_GIVEN TASK_:
Restate all of the data exactly.

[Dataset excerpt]
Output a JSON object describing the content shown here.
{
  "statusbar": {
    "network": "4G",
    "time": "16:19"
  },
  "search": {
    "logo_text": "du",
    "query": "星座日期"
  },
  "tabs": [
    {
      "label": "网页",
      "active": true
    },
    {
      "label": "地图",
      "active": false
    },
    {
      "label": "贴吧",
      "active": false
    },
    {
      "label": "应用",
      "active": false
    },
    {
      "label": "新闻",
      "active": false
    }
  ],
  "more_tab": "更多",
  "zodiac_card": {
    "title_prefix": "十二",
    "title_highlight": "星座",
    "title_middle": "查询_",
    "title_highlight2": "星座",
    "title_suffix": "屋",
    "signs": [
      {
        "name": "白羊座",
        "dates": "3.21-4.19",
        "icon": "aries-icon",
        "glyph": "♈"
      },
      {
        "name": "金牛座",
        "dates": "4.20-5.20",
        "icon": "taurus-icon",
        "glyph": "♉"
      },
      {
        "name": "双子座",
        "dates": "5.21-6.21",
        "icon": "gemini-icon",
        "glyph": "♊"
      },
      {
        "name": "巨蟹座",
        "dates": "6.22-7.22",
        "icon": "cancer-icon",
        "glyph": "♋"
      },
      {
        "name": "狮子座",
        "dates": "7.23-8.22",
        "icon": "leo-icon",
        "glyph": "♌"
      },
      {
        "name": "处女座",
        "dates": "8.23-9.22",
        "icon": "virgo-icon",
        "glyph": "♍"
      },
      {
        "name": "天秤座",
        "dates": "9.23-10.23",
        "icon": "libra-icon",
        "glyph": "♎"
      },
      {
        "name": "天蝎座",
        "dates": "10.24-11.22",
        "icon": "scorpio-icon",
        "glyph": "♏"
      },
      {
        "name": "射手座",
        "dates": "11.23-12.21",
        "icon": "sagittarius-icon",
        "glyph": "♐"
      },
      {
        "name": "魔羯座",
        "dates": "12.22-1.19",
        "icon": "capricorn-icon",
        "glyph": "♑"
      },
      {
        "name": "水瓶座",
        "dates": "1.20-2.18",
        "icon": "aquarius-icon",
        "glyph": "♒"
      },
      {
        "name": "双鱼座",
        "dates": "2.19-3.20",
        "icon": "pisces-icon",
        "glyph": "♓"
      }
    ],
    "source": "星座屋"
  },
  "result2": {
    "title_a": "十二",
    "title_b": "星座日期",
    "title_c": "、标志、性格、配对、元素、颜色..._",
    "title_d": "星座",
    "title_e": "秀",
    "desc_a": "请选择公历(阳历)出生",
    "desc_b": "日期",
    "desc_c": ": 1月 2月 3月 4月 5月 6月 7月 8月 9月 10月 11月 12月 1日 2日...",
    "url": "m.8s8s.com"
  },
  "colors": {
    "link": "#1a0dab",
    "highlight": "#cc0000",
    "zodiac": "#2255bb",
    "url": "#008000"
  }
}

_SOLUTION TO THE EXERCISE_:
Output a JSON object describing the content shown here.
{
  "statusbar": {
    "network": "4G",
    "time": "16:19"
  },
  "search": {
    "logo_text": "du",
    "query": "星座日期"
  },
  "tabs": [
    {
      "label": "网页",
      "active": true
    },
    {
      "label": "地图",
      "active": false
    },
    {
      "label": "贴吧",
      "active": false
    },
    {
      "label": "应用",
      "active": false
    },
    {
      "label": "新闻",
      "active": false
    }
  ],
  "more_tab": "更多",
  "zodiac_card": {
    "title_prefix": "十二",
    "title_highlight": "星座",
    "title_middle": "查询_",
    "title_highlight2": "星座",
    "title_suffix": "屋",
    "signs": [
      {
        "name": "白羊座",
        "dates": "3.21-4.19",
        "icon": "aries-icon",
        "glyph": "♈"
      },
      {
        "name": "金牛座",
        "dates": "4.20-5.20",
        "icon": "taurus-icon",
        "glyph": "♉"
      },
      {
        "name": "双子座",
        "dates": "5.21-6.21",
        "icon": "gemini-icon",
        "glyph": "♊"
      },
      {
        "name": "巨蟹座",
        "dates": "6.22-7.22",
        "icon": "cancer-icon",
        "glyph": "♋"
      },
      {
        "name": "狮子座",
        "dates": "7.23-8.22",
        "icon": "leo-icon",
        "glyph": "♌"
      },
      {
        "name": "处女座",
        "dates": "8.23-9.22",
        "icon": "virgo-icon",
        "glyph": "♍"
      },
      {
        "name": "天秤座",
        "dates": "9.23-10.23",
        "icon": "libra-icon",
        "glyph": "♎"
      },
      {
        "name": "天蝎座",
        "dates": "10.24-11.22",
        "icon": "scorpio-icon",
        "glyph": "♏"
      },
      {
        "name": "射手座",
        "dates": "11.23-12.21",
        "icon": "sagittarius-icon",
        "glyph": "♐"
      },
      {
        "name": "魔羯座",
        "dates": "12.22-1.19",
        "icon": "capricorn-icon",
        "glyph": "♑"
      },
      {
        "name": "水瓶座",
        "dates": "1.20-2.18",
        "icon": "aquarius-icon",
        "glyph": "♒"
      },
      {
        "name": "双鱼座",
        "dates": "2.19-3.20",
        "icon": "pisces-icon",
        "glyph": "♓"
      }
    ],
    "source": "星座屋"
  },
  "result2": {
    "title_a": "十二",
    "title_b": "星座日期",
    "title_c": "、标志、性格、配对、元素、颜色..._",
    "title_d": "星座",
    "title_e": "秀",
    "desc_a": "请选择公历(阳历)出生",
    "desc_b": "日期",
    "desc_c": ": 1月 2月 3月 4月 5月 6月 7月 8月 9月 10月 11月 12月 1日 2日...",
    "url": "m.8s8s.com"
  },
  "colors": {
    "link": "#1a0dab",
    "highlight": "#cc0000",
    "zodiac": "#2255bb",
    "url": "#008000"
  }
}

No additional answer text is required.